Records from a data source
******************************
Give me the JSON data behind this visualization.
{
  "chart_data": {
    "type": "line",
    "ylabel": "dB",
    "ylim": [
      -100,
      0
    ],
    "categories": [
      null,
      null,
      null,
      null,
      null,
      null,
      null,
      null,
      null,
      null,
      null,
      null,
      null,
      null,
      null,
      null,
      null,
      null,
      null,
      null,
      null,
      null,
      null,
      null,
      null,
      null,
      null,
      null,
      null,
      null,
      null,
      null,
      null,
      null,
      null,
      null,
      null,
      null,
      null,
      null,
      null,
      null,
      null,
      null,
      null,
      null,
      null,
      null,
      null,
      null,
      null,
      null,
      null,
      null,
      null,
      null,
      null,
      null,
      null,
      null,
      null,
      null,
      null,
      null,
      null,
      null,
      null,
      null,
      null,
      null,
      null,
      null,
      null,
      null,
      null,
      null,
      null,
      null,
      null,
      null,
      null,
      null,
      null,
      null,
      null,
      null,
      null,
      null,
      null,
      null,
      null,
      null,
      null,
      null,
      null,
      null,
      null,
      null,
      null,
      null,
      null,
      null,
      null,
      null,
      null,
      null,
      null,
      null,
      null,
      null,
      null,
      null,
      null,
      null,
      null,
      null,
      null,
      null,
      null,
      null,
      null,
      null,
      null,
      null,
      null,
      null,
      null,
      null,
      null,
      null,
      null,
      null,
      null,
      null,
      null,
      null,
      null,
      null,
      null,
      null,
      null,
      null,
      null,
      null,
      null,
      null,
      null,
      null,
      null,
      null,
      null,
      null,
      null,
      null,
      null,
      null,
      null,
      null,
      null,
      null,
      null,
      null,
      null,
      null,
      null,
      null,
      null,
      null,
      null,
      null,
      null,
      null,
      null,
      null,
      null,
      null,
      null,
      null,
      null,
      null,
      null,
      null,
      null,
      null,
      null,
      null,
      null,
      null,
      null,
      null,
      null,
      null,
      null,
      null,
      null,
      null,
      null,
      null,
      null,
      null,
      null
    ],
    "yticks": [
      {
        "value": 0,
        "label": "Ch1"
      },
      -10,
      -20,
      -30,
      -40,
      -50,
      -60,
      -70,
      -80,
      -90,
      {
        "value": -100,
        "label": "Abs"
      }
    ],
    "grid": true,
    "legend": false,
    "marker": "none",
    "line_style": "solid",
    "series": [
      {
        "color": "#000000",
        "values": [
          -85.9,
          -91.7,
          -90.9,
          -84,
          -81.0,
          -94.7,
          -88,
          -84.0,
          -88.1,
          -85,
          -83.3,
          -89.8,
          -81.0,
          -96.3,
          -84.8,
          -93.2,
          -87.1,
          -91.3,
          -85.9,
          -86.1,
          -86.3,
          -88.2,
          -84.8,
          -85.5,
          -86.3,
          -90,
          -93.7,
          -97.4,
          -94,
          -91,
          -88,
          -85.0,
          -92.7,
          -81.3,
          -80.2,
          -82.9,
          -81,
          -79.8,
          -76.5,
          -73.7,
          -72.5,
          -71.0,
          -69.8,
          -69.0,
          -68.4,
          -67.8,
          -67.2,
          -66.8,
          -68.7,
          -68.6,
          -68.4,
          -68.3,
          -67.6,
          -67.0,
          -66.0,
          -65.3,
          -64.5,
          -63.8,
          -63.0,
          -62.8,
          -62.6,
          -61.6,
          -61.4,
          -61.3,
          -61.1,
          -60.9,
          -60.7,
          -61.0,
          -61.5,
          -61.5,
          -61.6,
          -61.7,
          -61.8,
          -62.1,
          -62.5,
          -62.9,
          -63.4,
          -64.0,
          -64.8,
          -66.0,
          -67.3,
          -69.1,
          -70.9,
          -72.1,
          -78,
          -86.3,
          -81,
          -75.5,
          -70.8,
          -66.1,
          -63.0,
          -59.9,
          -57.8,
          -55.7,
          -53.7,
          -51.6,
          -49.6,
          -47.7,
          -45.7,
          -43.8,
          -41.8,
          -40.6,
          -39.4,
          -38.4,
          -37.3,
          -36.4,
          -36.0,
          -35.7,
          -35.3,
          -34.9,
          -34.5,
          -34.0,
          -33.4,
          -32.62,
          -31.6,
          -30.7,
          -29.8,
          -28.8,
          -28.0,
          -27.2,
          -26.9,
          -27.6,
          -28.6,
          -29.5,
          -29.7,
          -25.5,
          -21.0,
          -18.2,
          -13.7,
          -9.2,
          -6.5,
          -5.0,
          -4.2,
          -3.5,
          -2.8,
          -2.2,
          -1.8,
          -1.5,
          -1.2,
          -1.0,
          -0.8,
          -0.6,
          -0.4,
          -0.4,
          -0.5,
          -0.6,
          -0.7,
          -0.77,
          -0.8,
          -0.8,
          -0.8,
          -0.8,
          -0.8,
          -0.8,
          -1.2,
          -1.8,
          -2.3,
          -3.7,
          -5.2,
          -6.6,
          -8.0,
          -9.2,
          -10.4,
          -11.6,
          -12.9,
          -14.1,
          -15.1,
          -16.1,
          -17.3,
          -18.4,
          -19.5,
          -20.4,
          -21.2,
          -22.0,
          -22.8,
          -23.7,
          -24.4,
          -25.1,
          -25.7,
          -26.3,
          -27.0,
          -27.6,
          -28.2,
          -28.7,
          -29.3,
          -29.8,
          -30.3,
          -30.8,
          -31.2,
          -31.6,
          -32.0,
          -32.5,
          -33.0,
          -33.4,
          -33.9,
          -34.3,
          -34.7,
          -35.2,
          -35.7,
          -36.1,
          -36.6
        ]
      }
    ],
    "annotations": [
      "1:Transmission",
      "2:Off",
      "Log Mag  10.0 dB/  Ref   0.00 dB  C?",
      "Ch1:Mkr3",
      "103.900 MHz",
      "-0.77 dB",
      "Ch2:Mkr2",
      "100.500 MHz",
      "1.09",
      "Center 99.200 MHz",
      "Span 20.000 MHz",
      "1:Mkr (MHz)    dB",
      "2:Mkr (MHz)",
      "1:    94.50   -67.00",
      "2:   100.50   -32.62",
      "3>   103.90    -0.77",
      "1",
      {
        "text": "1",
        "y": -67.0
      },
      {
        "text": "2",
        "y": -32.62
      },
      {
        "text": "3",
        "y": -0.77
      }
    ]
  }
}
******************************
Print the material once more, exactly.

Give me the JSON data behind this visualization.
{
  "chart_data": {
    "type": "line",
    "ylabel": "dB",
    "ylim": [
      -100,
      0
    ],
    "categories": [
      null,
      null,
      null,
      null,
      null,
      null,
      null,
      null,
      null,
      null,
      null,
      null,
      null,
      null,
      null,
      null,
      null,
      null,
      null,
      null,
      null,
      null,
      null,
      null,
      null,
      null,
      null,
      null,
      null,
      null,
      null,
      null,
      null,
      null,
      null,
      null,
      null,
      null,
      null,
      null,
      null,
      null,
      null,
      null,
      null,
      null,
      null,
      null,
      null,
      null,
      null,
      null,
      null,
      null,
      null,
      null,
      null,
      null,
      null,
      null,
      null,
      null,
      null,
      null,
      null,
      null,
      null,
      null,
      null,
      null,
      null,
      null,
      null,
      null,
      null,
      null,
      null,
      null,
      null,
      null,
      null,
      null,
      null,
      null,
      null,
      null,
      null,
      null,
      null,
      null,
      null,
      null,
      null,
      null,
      null,
      null,
      null,
      null,
      null,
      null,
      null,
      null,
      null,
      null,
      null,
      null,
      null,
      null,
      null,
      null,
      null,
      null,
      null,
      null,
      null,
      null,
      null,
      null,
      null,
      null,
      null,
      null,
      null,
      null,
      null,
      null,
      null,
      null,
      null,
      null,
      null,
      null,
      null,
      null,
      null,
      null,
      null,
      null,
      null,
      null,
      null,
      null,
      null,
      null,
      null,
      null,
      null,
      null,
      null,
      null,
      null,
      null,
      null,
      null,
      null,
      null,
      null,
      null,
      null,
      null,
      null,
      null,
      null,
      null,
      null,
      null,
      null,
      null,
      null,
      null,
      null,
      null,
      null,
      null,
      null,
      null,
      null,
      null,
      null,
      null,
      null,
      null,
      null,
      null,
      null,
      null,
      null,
      null,
      null,
      null,
      null,
      null,
      null,
      null,
      null,
      null,
      null,
      null,
      null,
      null,
      null
    ],
    "yticks": [
      {
        "value": 0,
        "label": "Ch1"
      },
      -10,
      -20,
      -30,
      -40,
      -50,
      -60,
      -70,
      -80,
      -90,
      {
        "value": -100,
        "label": "Abs"
      }
    ],
    "grid": true,
    "legend": false,
    "marker": "none",
    "line_style": "solid",
    "series": [
      {
        "color": "#000000",
        "values": [
          -85.9,
          -91.7,
          -90.9,
          -84,
          -81.0,
          -94.7,
          -88,
          -84.0,
          -88.1,
          -85,
          -83.3,
          -89.8,
          -81.0,
          -96.3,
          -84.8,
          -93.2,
          -87.1,
          -91.3,
          -85.9,
          -86.1,
          -86.3,
          -88.2,
          -84.8,
          -85.5,
          -86.3,
          -90,
          -93.7,
          -97.4,
          -94,
          -91,
          -88,
          -85.0,
          -92.7,
          -81.3,
          -80.2,
          -82.9,
          -81,
          -79.8,
          -76.5,
          -73.7,
          -72.5,
          -71.0,
          -69.8,
          -69.0,
          -68.4,
          -67.8,
          -67.2,
          -66.8,
          -68.7,
          -68.6,
          -68.4,
          -68.3,
          -67.6,
          -67.0,
          -66.0,
          -65.3,
          -64.5,
          -63.8,
          -63.0,
          -62.8,
          -62.6,
          -61.6,
          -61.4,
          -61.3,
          -61.1,
          -60.9,
          -60.7,
          -61.0,
          -61.5,
          -61.5,
          -61.6,
          -61.7,
          -61.8,
          -62.1,
          -62.5,
          -62.9,
          -63.4,
          -64.0,
          -64.8,
          -66.0,
          -67.3,
          -69.1,
          -70.9,
          -72.1,
          -78,
          -86.3,
          -81,
          -75.5,
          -70.8,
          -66.1,
          -63.0,
          -59.9,
          -57.8,
          -55.7,
          -53.7,
          -51.6,
          -49.6,
          -47.7,
          -45.7,
          -43.8,
          -41.8,
          -40.6,
          -39.4,
          -38.4,
          -37.3,
          -36.4,
          -36.0,
          -35.7,
          -35.3,
          -34.9,
          -34.5,
          -34.0,
          -33.4,
          -32.62,
          -31.6,
          -30.7,
          -29.8,
          -28.8,
          -28.0,
          -27.2,
          -26.9,
          -27.6,
          -28.6,
          -29.5,
          -29.7,
          -25.5,
          -21.0,
          -18.2,
          -13.7,
          -9.2,
          -6.5,
          -5.0,
          -4.2,
          -3.5,
          -2.8,
          -2.2,
          -1.8,
          -1.5,
          -1.2,
          -1.0,
          -0.8,
          -0.6,
          -0.4,
          -0.4,
          -0.5,
          -0.6,
          -0.7,
          -0.77,
          -0.8,
          -0.8,
          -0.8,
          -0.8,
          -0.8,
          -0.8,
          -1.2,
          -1.8,
          -2.3,
          -3.7,
          -5.2,
          -6.6,
          -8.0,
          -9.2,
          -10.4,
          -11.6,
          -12.9,
          -14.1,
          -15.1,
          -16.1,
          -17.3,
          -18.4,
          -19.5,
          -20.4,
          -21.2,
          -22.0,
          -22.8,
          -23.7,
          -24.4,
          -25.1,
          -25.7,
          -26.3,
          -27.0,
          -27.6,
          -28.2,
          -28.7,
          -29.3,
          -29.8,
          -30.3,
          -30.8,
          -31.2,
          -31.6,
          -32.0,
          -32.5,
          -33.0,
          -33.4,
          -33.9,
          -34.3,
          -34.7,
          -35.2,
          -35.7,
          -36.1,
          -36.6
        ]
      }
    ],
    "annotations": [
      "1:Transmission",
      "2:Off",
      "Log Mag  10.0 dB/  Ref   0.00 dB  C?",
      "Ch1:Mkr3",
      "103.900 MHz",
      "-0.77 dB",
      "Ch2:Mkr2",
      "100.500 MHz",
      "1.09",
      "Center 99.200 MHz",
      "Span 20.000 MHz",
      "1:Mkr (MHz)    dB",
      "2:Mkr (MHz)",
      "1:    94.50   -67.00",
      "2:   100.50   -32.62",
      "3>   103.90    -0.77",
      "1",
      {
        "text": "1",
        "y": -67.0
      },
      {
        "text": "2",
        "y": -32.62
      },
      {
        "text": "3",
        "y": -0.77
      }
    ]
  }
}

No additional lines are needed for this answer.